#### [EXERCISE BRIEF]
Output the material exactly, but drop every image it holds.

## begin RECORDS FOR THE TASK

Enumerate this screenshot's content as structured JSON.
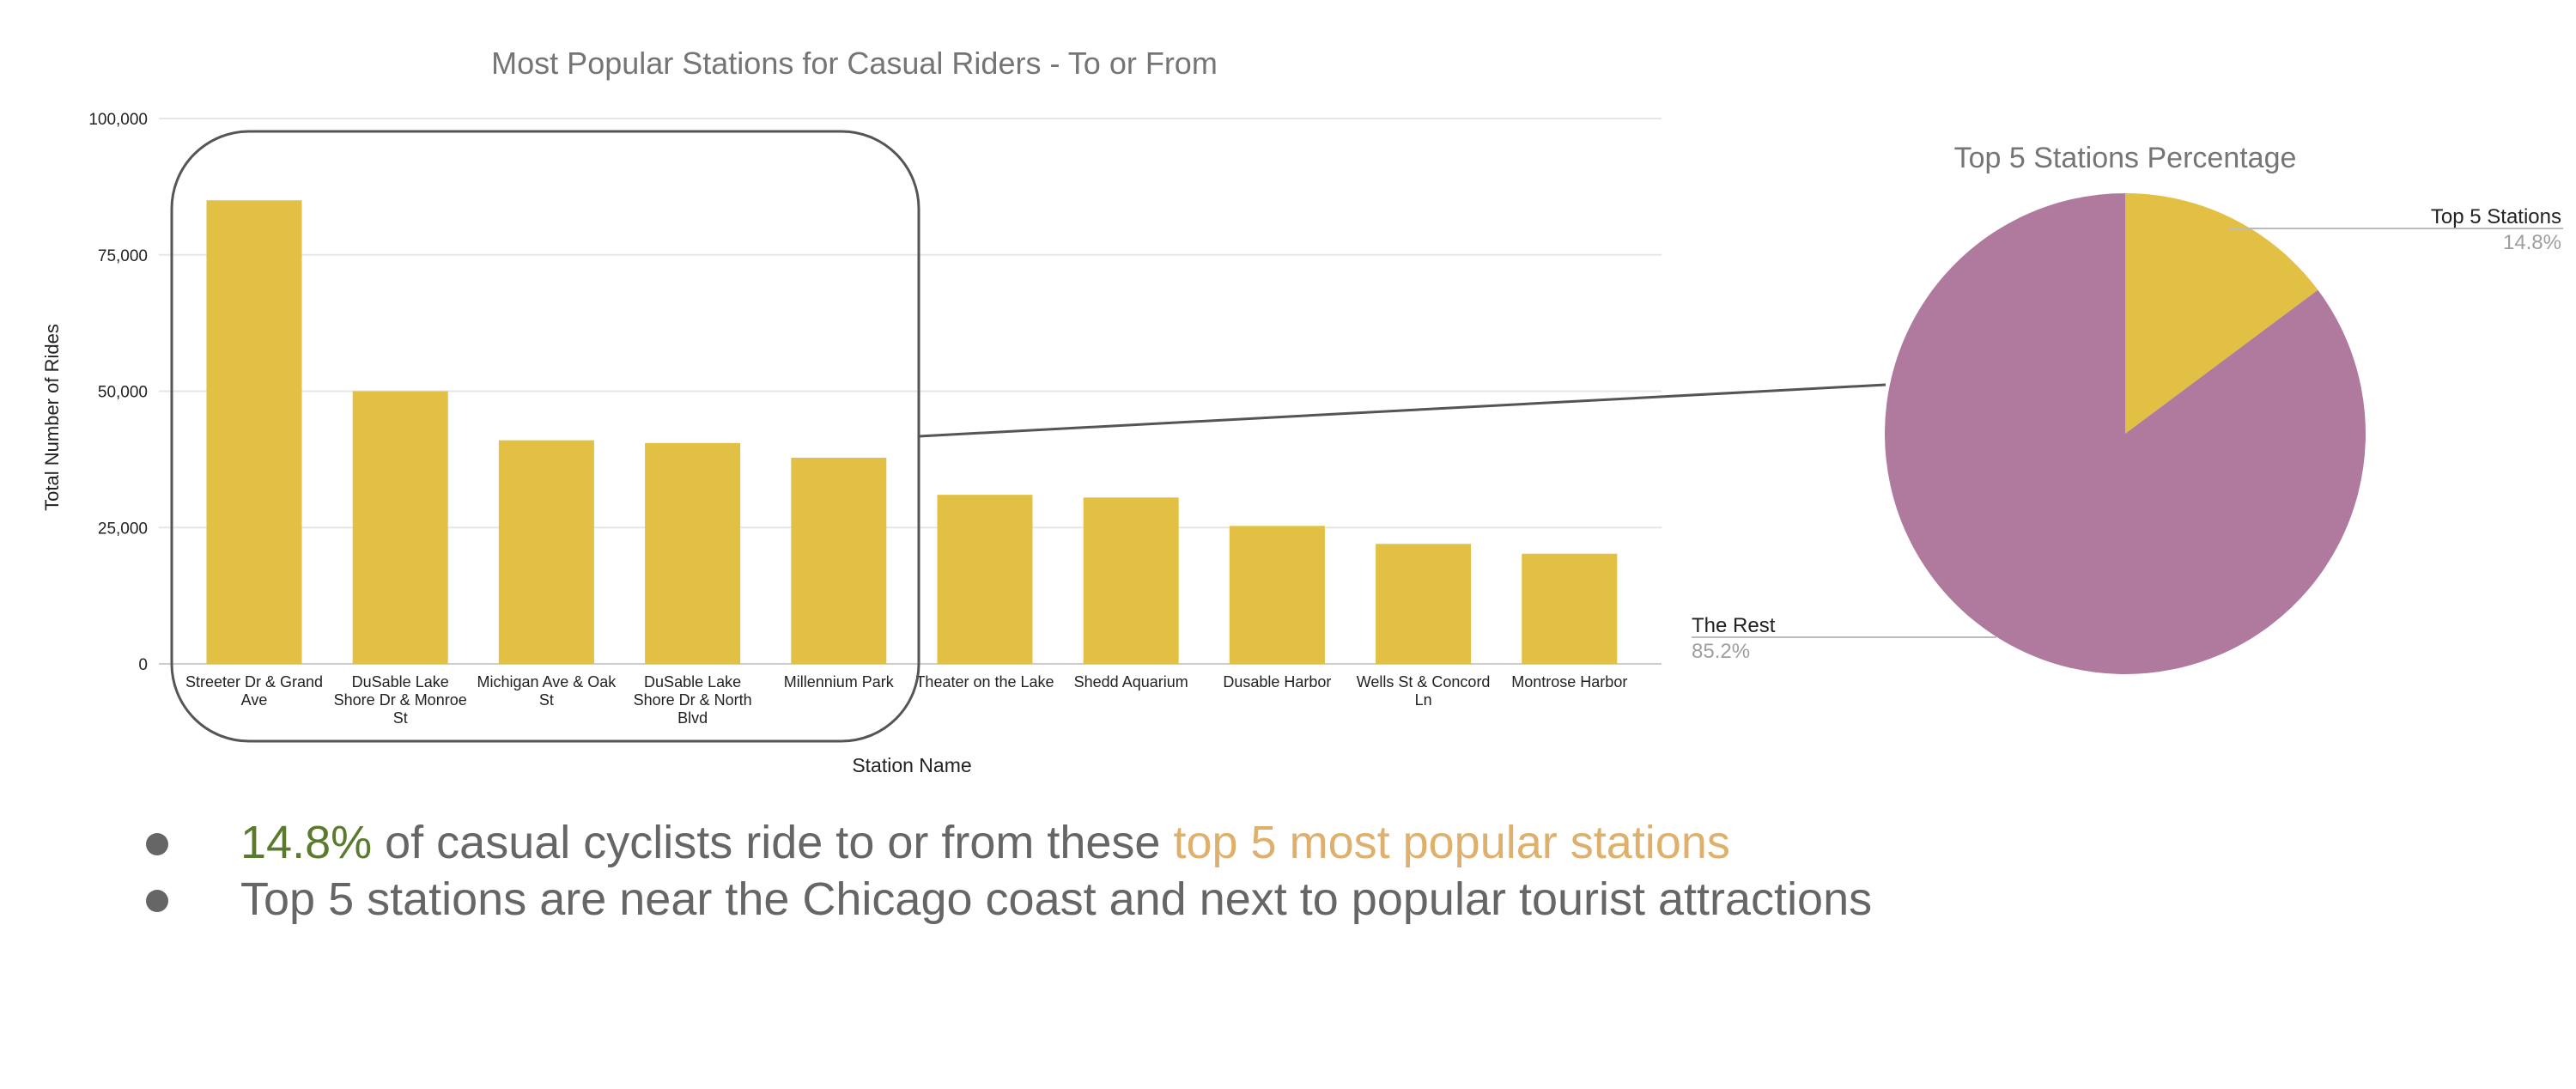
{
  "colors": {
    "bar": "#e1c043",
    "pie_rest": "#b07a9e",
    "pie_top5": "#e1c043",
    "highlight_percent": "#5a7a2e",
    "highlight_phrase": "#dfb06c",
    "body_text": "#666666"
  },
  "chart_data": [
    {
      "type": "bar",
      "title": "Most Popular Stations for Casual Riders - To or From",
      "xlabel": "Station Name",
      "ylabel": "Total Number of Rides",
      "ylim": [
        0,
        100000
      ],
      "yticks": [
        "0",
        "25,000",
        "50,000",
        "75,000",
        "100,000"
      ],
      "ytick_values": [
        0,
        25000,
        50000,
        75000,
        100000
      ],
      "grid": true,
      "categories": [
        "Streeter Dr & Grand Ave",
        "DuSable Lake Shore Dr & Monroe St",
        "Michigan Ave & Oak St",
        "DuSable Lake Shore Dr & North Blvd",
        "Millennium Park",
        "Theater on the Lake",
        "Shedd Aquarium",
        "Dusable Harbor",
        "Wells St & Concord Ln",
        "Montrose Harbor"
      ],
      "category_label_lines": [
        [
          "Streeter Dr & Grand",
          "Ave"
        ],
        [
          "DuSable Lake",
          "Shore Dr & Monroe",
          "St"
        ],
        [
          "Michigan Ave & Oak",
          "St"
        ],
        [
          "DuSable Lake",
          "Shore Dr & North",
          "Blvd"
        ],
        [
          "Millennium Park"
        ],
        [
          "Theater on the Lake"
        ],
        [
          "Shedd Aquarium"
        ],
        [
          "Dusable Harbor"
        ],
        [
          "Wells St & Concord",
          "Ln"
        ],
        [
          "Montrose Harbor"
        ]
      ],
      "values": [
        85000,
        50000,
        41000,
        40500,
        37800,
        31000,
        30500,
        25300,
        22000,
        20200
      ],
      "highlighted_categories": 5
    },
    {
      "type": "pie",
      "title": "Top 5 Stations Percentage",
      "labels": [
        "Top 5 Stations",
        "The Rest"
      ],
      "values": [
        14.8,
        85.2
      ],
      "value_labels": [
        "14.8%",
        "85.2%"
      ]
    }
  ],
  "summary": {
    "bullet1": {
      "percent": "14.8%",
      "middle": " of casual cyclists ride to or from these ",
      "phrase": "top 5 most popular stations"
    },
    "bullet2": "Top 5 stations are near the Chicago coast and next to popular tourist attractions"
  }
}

## end RECORDS FOR THE TASK

#### [FINAL RESULT]
Enumerate this screenshot's content as structured JSON.
{
  "colors": {
    "bar": "#e1c043",
    "pie_rest": "#b07a9e",
    "pie_top5": "#e1c043",
    "highlight_percent": "#5a7a2e",
    "highlight_phrase": "#dfb06c",
    "body_text": "#666666"
  },
  "chart_data": [
    {
      "type": "bar",
      "title": "Most Popular Stations for Casual Riders - To or From",
      "xlabel": "Station Name",
      "ylabel": "Total Number of Rides",
      "ylim": [
        0,
        100000
      ],
      "yticks": [
        "0",
        "25,000",
        "50,000",
        "75,000",
        "100,000"
      ],
      "ytick_values": [
        0,
        25000,
        50000,
        75000,
        100000
      ],
      "grid": true,
      "categories": [
        "Streeter Dr & Grand Ave",
        "DuSable Lake Shore Dr & Monroe St",
        "Michigan Ave & Oak St",
        "DuSable Lake Shore Dr & North Blvd",
        "Millennium Park",
        "Theater on the Lake",
        "Shedd Aquarium",
        "Dusable Harbor",
        "Wells St & Concord Ln",
        "Montrose Harbor"
      ],
      "category_label_lines": [
        [
          "Streeter Dr & Grand",
          "Ave"
        ],
        [
          "DuSable Lake",
          "Shore Dr & Monroe",
          "St"
        ],
        [
          "Michigan Ave & Oak",
          "St"
        ],
        [
          "DuSable Lake",
          "Shore Dr & North",
          "Blvd"
        ],
        [
          "Millennium Park"
        ],
        [
          "Theater on the Lake"
        ],
        [
          "Shedd Aquarium"
        ],
        [
          "Dusable Harbor"
        ],
        [
          "Wells St & Concord",
          "Ln"
        ],
        [
          "Montrose Harbor"
        ]
      ],
      "values": [
        85000,
        50000,
        41000,
        40500,
        37800,
        31000,
        30500,
        25300,
        22000,
        20200
      ],
      "highlighted_categories": 5
    },
    {
      "type": "pie",
      "title": "Top 5 Stations Percentage",
      "labels": [
        "Top 5 Stations",
        "The Rest"
      ],
      "values": [
        14.8,
        85.2
      ],
      "value_labels": [
        "14.8%",
        "85.2%"
      ]
    }
  ],
  "summary": {
    "bullet1": {
      "percent": "14.8%",
      "middle": " of casual cyclists ride to or from these ",
      "phrase": "top 5 most popular stations"
    },
    "bullet2": "Top 5 stations are near the Chicago coast and next to popular tourist attractions"
  }
}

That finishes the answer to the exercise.